--- START INFORMATION SUPPLIED ---

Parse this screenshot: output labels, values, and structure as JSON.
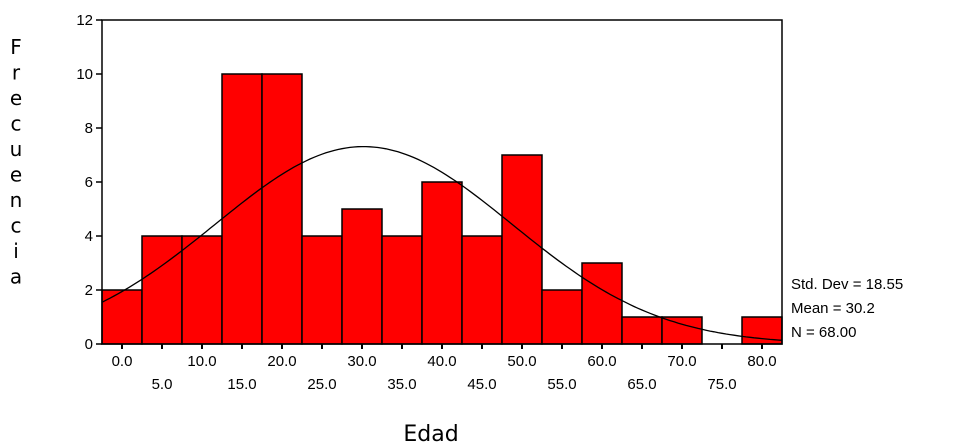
{
  "chart_data": {
    "type": "bar",
    "xlabel": "Edad",
    "ylabel": "Frecuencia",
    "bin_width": 5,
    "bins": [
      {
        "center": 0.0,
        "count": 2
      },
      {
        "center": 5.0,
        "count": 4
      },
      {
        "center": 10.0,
        "count": 4
      },
      {
        "center": 15.0,
        "count": 10
      },
      {
        "center": 20.0,
        "count": 10
      },
      {
        "center": 25.0,
        "count": 4
      },
      {
        "center": 30.0,
        "count": 5
      },
      {
        "center": 35.0,
        "count": 4
      },
      {
        "center": 40.0,
        "count": 6
      },
      {
        "center": 45.0,
        "count": 4
      },
      {
        "center": 50.0,
        "count": 7
      },
      {
        "center": 55.0,
        "count": 2
      },
      {
        "center": 60.0,
        "count": 3
      },
      {
        "center": 65.0,
        "count": 1
      },
      {
        "center": 70.0,
        "count": 1
      },
      {
        "center": 75.0,
        "count": 0
      },
      {
        "center": 80.0,
        "count": 1
      }
    ],
    "x_tick_labels_row1": [
      "0.0",
      "10.0",
      "20.0",
      "30.0",
      "40.0",
      "50.0",
      "60.0",
      "70.0",
      "80.0"
    ],
    "x_tick_labels_row2": [
      "5.0",
      "15.0",
      "25.0",
      "35.0",
      "45.0",
      "55.0",
      "65.0",
      "75.0"
    ],
    "y_tick_labels": [
      "0",
      "2",
      "4",
      "6",
      "8",
      "10",
      "12"
    ],
    "ylim": [
      0,
      12
    ],
    "xlim": [
      -2.5,
      82.5
    ],
    "normal_curve": {
      "mean": 30.2,
      "std_dev": 18.55,
      "n": 68
    },
    "stats": [
      "Std. Dev = 18.55",
      "Mean = 30.2",
      "N = 68.00"
    ],
    "colors": {
      "bar": "#ff0000",
      "outline": "#000000",
      "curve": "#000000"
    }
  }
}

--- END INFORMATION SUPPLIED ---

Omit the pictures and restate the rest of the records verbatim.

REPLY TO THE TASK:
Parse this screenshot: output labels, values, and structure as JSON.
{
  "chart_data": {
    "type": "bar",
    "xlabel": "Edad",
    "ylabel": "Frecuencia",
    "bin_width": 5,
    "bins": [
      {
        "center": 0.0,
        "count": 2
      },
      {
        "center": 5.0,
        "count": 4
      },
      {
        "center": 10.0,
        "count": 4
      },
      {
        "center": 15.0,
        "count": 10
      },
      {
        "center": 20.0,
        "count": 10
      },
      {
        "center": 25.0,
        "count": 4
      },
      {
        "center": 30.0,
        "count": 5
      },
      {
        "center": 35.0,
        "count": 4
      },
      {
        "center": 40.0,
        "count": 6
      },
      {
        "center": 45.0,
        "count": 4
      },
      {
        "center": 50.0,
        "count": 7
      },
      {
        "center": 55.0,
        "count": 2
      },
      {
        "center": 60.0,
        "count": 3
      },
      {
        "center": 65.0,
        "count": 1
      },
      {
        "center": 70.0,
        "count": 1
      },
      {
        "center": 75.0,
        "count": 0
      },
      {
        "center": 80.0,
        "count": 1
      }
    ],
    "x_tick_labels_row1": [
      "0.0",
      "10.0",
      "20.0",
      "30.0",
      "40.0",
      "50.0",
      "60.0",
      "70.0",
      "80.0"
    ],
    "x_tick_labels_row2": [
      "5.0",
      "15.0",
      "25.0",
      "35.0",
      "45.0",
      "55.0",
      "65.0",
      "75.0"
    ],
    "y_tick_labels": [
      "0",
      "2",
      "4",
      "6",
      "8",
      "10",
      "12"
    ],
    "ylim": [
      0,
      12
    ],
    "xlim": [
      -2.5,
      82.5
    ],
    "normal_curve": {
      "mean": 30.2,
      "std_dev": 18.55,
      "n": 68
    },
    "stats": [
      "Std. Dev = 18.55",
      "Mean = 30.2",
      "N = 68.00"
    ],
    "colors": {
      "bar": "#ff0000",
      "outline": "#000000",
      "curve": "#000000"
    }
  }
}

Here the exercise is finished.